Records about charts and figures:
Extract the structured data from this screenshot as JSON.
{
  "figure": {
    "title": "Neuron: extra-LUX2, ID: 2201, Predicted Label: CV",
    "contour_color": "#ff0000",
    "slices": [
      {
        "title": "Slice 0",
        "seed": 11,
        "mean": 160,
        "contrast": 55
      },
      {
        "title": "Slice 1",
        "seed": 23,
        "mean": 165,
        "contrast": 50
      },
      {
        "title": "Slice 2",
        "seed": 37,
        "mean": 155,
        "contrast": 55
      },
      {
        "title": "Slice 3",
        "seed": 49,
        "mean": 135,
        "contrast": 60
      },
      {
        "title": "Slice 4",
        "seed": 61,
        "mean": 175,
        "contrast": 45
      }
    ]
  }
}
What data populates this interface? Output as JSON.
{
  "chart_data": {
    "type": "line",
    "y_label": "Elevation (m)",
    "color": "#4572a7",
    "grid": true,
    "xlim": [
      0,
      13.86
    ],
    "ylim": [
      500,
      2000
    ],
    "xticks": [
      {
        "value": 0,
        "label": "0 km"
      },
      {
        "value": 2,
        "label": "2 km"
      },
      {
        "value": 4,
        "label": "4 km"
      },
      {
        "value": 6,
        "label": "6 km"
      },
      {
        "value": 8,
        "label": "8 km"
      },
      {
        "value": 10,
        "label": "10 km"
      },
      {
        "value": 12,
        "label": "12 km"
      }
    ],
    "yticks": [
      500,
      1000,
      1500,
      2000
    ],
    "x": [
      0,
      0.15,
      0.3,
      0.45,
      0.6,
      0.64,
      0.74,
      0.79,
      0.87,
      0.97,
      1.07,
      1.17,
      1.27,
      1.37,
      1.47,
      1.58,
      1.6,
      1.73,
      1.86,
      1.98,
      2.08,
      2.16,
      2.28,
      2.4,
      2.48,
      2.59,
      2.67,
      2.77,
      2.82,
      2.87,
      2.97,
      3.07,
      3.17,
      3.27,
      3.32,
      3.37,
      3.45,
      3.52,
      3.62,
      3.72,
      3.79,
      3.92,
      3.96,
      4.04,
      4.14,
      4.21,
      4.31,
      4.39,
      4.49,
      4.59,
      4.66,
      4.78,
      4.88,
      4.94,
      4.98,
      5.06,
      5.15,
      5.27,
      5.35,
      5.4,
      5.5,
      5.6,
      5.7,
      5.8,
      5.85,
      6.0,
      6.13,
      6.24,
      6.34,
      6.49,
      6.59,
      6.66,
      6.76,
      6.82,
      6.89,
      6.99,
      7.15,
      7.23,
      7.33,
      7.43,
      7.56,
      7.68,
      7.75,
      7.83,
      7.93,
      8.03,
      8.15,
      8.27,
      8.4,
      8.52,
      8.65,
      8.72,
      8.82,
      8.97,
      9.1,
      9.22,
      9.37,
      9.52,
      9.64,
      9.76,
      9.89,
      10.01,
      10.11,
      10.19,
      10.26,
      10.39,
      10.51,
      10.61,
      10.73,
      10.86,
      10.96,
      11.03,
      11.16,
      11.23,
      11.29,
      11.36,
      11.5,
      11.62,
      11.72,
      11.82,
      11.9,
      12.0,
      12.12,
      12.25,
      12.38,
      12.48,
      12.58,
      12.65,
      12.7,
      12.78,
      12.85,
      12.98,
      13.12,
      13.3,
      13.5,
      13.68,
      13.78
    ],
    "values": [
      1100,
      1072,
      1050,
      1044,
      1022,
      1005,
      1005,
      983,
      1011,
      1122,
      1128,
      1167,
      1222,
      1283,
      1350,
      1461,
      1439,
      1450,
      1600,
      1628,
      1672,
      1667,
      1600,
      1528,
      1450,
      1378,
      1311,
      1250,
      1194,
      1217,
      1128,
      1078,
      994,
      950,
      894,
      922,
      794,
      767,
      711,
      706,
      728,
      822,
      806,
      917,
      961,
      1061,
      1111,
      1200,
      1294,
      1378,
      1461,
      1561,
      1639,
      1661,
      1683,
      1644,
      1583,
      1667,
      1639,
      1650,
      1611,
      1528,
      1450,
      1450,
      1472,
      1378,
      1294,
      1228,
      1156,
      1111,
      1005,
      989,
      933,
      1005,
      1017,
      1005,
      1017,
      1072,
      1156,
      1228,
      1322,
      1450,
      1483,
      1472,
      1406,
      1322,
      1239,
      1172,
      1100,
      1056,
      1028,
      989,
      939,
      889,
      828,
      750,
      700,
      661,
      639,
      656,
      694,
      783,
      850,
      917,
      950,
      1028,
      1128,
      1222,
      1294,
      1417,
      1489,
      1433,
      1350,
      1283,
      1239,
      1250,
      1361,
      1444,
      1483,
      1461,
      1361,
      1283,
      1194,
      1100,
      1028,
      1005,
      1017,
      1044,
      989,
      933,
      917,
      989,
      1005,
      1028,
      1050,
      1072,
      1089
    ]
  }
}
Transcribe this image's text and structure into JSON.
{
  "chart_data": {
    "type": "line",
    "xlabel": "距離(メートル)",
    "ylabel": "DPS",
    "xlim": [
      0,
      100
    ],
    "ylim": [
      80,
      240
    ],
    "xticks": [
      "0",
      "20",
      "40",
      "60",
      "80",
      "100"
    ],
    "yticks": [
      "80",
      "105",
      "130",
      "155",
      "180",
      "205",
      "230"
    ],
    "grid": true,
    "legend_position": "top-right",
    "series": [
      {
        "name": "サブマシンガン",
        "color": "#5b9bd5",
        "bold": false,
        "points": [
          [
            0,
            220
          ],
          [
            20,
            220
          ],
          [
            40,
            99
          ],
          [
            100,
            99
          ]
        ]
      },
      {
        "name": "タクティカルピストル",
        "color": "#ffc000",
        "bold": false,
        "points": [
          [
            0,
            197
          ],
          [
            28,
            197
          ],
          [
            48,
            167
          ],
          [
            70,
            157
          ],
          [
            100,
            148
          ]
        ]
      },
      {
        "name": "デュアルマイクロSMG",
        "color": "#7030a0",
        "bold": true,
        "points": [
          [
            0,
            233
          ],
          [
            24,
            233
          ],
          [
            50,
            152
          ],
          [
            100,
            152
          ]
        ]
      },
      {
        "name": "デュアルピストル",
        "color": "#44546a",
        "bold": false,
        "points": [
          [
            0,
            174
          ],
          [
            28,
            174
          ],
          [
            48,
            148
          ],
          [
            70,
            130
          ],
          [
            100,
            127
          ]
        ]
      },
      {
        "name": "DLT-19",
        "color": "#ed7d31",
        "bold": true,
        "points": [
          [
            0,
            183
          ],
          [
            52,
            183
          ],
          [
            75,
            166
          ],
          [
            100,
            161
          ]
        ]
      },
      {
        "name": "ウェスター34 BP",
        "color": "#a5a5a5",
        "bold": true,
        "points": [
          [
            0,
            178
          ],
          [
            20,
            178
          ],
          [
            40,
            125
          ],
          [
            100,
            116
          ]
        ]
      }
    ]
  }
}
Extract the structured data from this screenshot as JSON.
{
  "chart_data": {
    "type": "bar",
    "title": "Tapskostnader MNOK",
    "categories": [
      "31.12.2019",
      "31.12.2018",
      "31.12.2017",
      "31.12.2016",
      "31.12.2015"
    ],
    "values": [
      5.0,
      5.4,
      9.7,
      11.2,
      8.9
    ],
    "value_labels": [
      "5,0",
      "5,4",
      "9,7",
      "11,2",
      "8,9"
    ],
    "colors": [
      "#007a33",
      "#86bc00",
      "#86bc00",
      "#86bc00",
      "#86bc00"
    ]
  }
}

REQUIRED TASK: Using the data above, reproduce every line exactly.

RESULT:
Extract the structured data from this screenshot as JSON.
{
  "figure": {
    "title": "Neuron: extra-LUX2, ID: 2201, Predicted Label: CV",
    "contour_color": "#ff0000",
    "slices": [
      {
        "title": "Slice 0",
        "seed": 11,
        "mean": 160,
        "contrast": 55
      },
      {
        "title": "Slice 1",
        "seed": 23,
        "mean": 165,
        "contrast": 50
      },
      {
        "title": "Slice 2",
        "seed": 37,
        "mean": 155,
        "contrast": 55
      },
      {
        "title": "Slice 3",
        "seed": 49,
        "mean": 135,
        "contrast": 60
      },
      {
        "title": "Slice 4",
        "seed": 61,
        "mean": 175,
        "contrast": 45
      }
    ]
  }
}
What data populates this interface? Output as JSON.
{
  "chart_data": {
    "type": "line",
    "y_label": "Elevation (m)",
    "color": "#4572a7",
    "grid": true,
    "xlim": [
      0,
      13.86
    ],
    "ylim": [
      500,
      2000
    ],
    "xticks": [
      {
        "value": 0,
        "label": "0 km"
      },
      {
        "value": 2,
        "label": "2 km"
      },
      {
        "value": 4,
        "label": "4 km"
      },
      {
        "value": 6,
        "label": "6 km"
      },
      {
        "value": 8,
        "label": "8 km"
      },
      {
        "value": 10,
        "label": "10 km"
      },
      {
        "value": 12,
        "label": "12 km"
      }
    ],
    "yticks": [
      500,
      1000,
      1500,
      2000
    ],
    "x": [
      0,
      0.15,
      0.3,
      0.45,
      0.6,
      0.64,
      0.74,
      0.79,
      0.87,
      0.97,
      1.07,
      1.17,
      1.27,
      1.37,
      1.47,
      1.58,
      1.6,
      1.73,
      1.86,
      1.98,
      2.08,
      2.16,
      2.28,
      2.4,
      2.48,
      2.59,
      2.67,
      2.77,
      2.82,
      2.87,
      2.97,
      3.07,
      3.17,
      3.27,
      3.32,
      3.37,
      3.45,
      3.52,
      3.62,
      3.72,
      3.79,
      3.92,
      3.96,
      4.04,
      4.14,
      4.21,
      4.31,
      4.39,
      4.49,
      4.59,
      4.66,
      4.78,
      4.88,
      4.94,
      4.98,
      5.06,
      5.15,
      5.27,
      5.35,
      5.4,
      5.5,
      5.6,
      5.7,
      5.8,
      5.85,
      6.0,
      6.13,
      6.24,
      6.34,
      6.49,
      6.59,
      6.66,
      6.76,
      6.82,
      6.89,
      6.99,
      7.15,
      7.23,
      7.33,
      7.43,
      7.56,
      7.68,
      7.75,
      7.83,
      7.93,
      8.03,
      8.15,
      8.27,
      8.4,
      8.52,
      8.65,
      8.72,
      8.82,
      8.97,
      9.1,
      9.22,
      9.37,
      9.52,
      9.64,
      9.76,
      9.89,
      10.01,
      10.11,
      10.19,
      10.26,
      10.39,
      10.51,
      10.61,
      10.73,
      10.86,
      10.96,
      11.03,
      11.16,
      11.23,
      11.29,
      11.36,
      11.5,
      11.62,
      11.72,
      11.82,
      11.9,
      12.0,
      12.12,
      12.25,
      12.38,
      12.48,
      12.58,
      12.65,
      12.7,
      12.78,
      12.85,
      12.98,
      13.12,
      13.3,
      13.5,
      13.68,
      13.78
    ],
    "values": [
      1100,
      1072,
      1050,
      1044,
      1022,
      1005,
      1005,
      983,
      1011,
      1122,
      1128,
      1167,
      1222,
      1283,
      1350,
      1461,
      1439,
      1450,
      1600,
      1628,
      1672,
      1667,
      1600,
      1528,
      1450,
      1378,
      1311,
      1250,
      1194,
      1217,
      1128,
      1078,
      994,
      950,
      894,
      922,
      794,
      767,
      711,
      706,
      728,
      822,
      806,
      917,
      961,
      1061,
      1111,
      1200,
      1294,
      1378,
      1461,
      1561,
      1639,
      1661,
      1683,
      1644,
      1583,
      1667,
      1639,
      1650,
      1611,
      1528,
      1450,
      1450,
      1472,
      1378,
      1294,
      1228,
      1156,
      1111,
      1005,
      989,
      933,
      1005,
      1017,
      1005,
      1017,
      1072,
      1156,
      1228,
      1322,
      1450,
      1483,
      1472,
      1406,
      1322,
      1239,
      1172,
      1100,
      1056,
      1028,
      989,
      939,
      889,
      828,
      750,
      700,
      661,
      639,
      656,
      694,
      783,
      850,
      917,
      950,
      1028,
      1128,
      1222,
      1294,
      1417,
      1489,
      1433,
      1350,
      1283,
      1239,
      1250,
      1361,
      1444,
      1483,
      1461,
      1361,
      1283,
      1194,
      1100,
      1028,
      1005,
      1017,
      1044,
      989,
      933,
      917,
      989,
      1005,
      1028,
      1050,
      1072,
      1089
    ]
  }
}
Transcribe this image's text and structure into JSON.
{
  "chart_data": {
    "type": "line",
    "xlabel": "距離(メートル)",
    "ylabel": "DPS",
    "xlim": [
      0,
      100
    ],
    "ylim": [
      80,
      240
    ],
    "xticks": [
      "0",
      "20",
      "40",
      "60",
      "80",
      "100"
    ],
    "yticks": [
      "80",
      "105",
      "130",
      "155",
      "180",
      "205",
      "230"
    ],
    "grid": true,
    "legend_position": "top-right",
    "series": [
      {
        "name": "サブマシンガン",
        "color": "#5b9bd5",
        "bold": false,
        "points": [
          [
            0,
            220
          ],
          [
            20,
            220
          ],
          [
            40,
            99
          ],
          [
            100,
            99
          ]
        ]
      },
      {
        "name": "タクティカルピストル",
        "color": "#ffc000",
        "bold": false,
        "points": [
          [
            0,
            197
          ],
          [
            28,
            197
          ],
          [
            48,
            167
          ],
          [
            70,
            157
          ],
          [
            100,
            148
          ]
        ]
      },
      {
        "name": "デュアルマイクロSMG",
        "color": "#7030a0",
        "bold": true,
        "points": [
          [
            0,
            233
          ],
          [
            24,
            233
          ],
          [
            50,
            152
          ],
          [
            100,
            152
          ]
        ]
      },
      {
        "name": "デュアルピストル",
        "color": "#44546a",
        "bold": false,
        "points": [
          [
            0,
            174
          ],
          [
            28,
            174
          ],
          [
            48,
            148
          ],
          [
            70,
            130
          ],
          [
            100,
            127
          ]
        ]
      },
      {
        "name": "DLT-19",
        "color": "#ed7d31",
        "bold": true,
        "points": [
          [
            0,
            183
          ],
          [
            52,
            183
          ],
          [
            75,
            166
          ],
          [
            100,
            161
          ]
        ]
      },
      {
        "name": "ウェスター34 BP",
        "color": "#a5a5a5",
        "bold": true,
        "points": [
          [
            0,
            178
          ],
          [
            20,
            178
          ],
          [
            40,
            125
          ],
          [
            100,
            116
          ]
        ]
      }
    ]
  }
}
Extract the structured data from this screenshot as JSON.
{
  "chart_data": {
    "type": "bar",
    "title": "Tapskostnader MNOK",
    "categories": [
      "31.12.2019",
      "31.12.2018",
      "31.12.2017",
      "31.12.2016",
      "31.12.2015"
    ],
    "values": [
      5.0,
      5.4,
      9.7,
      11.2,
      8.9
    ],
    "value_labels": [
      "5,0",
      "5,4",
      "9,7",
      "11,2",
      "8,9"
    ],
    "colors": [
      "#007a33",
      "#86bc00",
      "#86bc00",
      "#86bc00",
      "#86bc00"
    ]
  }
}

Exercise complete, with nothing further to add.